++++ Entries shown ++++
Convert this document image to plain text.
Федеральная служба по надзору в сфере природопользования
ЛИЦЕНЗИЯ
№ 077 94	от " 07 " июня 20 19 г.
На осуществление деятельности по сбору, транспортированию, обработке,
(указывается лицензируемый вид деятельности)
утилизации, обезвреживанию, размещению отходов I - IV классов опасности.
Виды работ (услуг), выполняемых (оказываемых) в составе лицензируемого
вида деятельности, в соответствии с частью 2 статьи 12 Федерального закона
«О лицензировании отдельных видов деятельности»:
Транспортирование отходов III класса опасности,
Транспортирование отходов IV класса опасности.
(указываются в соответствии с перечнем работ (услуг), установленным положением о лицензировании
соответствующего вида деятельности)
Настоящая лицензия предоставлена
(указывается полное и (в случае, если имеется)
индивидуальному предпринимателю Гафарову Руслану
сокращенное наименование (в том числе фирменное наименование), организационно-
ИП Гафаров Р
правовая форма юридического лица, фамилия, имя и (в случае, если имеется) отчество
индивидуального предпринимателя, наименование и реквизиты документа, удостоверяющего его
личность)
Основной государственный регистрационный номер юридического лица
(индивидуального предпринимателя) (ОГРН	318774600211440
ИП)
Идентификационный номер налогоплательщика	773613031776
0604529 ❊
++++
> Objective: Reproduce every line of the material above exactly.

> Task solution:
Convert this document image to plain text.
Федеральная служба по надзору в сфере природопользования
ЛИЦЕНЗИЯ
№ 077 94	от " 07 " июня 20 19 г.
На осуществление деятельности по сбору, транспортированию, обработке,
(указывается лицензируемый вид деятельности)
утилизации, обезвреживанию, размещению отходов I - IV классов опасности.
Виды работ (услуг), выполняемых (оказываемых) в составе лицензируемого
вида деятельности, в соответствии с частью 2 статьи 12 Федерального закона
«О лицензировании отдельных видов деятельности»:
Транспортирование отходов III класса опасности,
Транспортирование отходов IV класса опасности.
(указываются в соответствии с перечнем работ (услуг), установленным положением о лицензировании
соответствующего вида деятельности)
Настоящая лицензия предоставлена
(указывается полное и (в случае, если имеется)
индивидуальному предпринимателю Гафарову Руслану
сокращенное наименование (в том числе фирменное наименование), организационно-
ИП Гафаров Р
правовая форма юридического лица, фамилия, имя и (в случае, если имеется) отчество
индивидуального предпринимателя, наименование и реквизиты документа, удостоверяющего его
личность)
Основной государственный регистрационный номер юридического лица
(индивидуального предпринимателя) (ОГРН	318774600211440
ИП)
Идентификационный номер налогоплательщика	773613031776
0604529 ❊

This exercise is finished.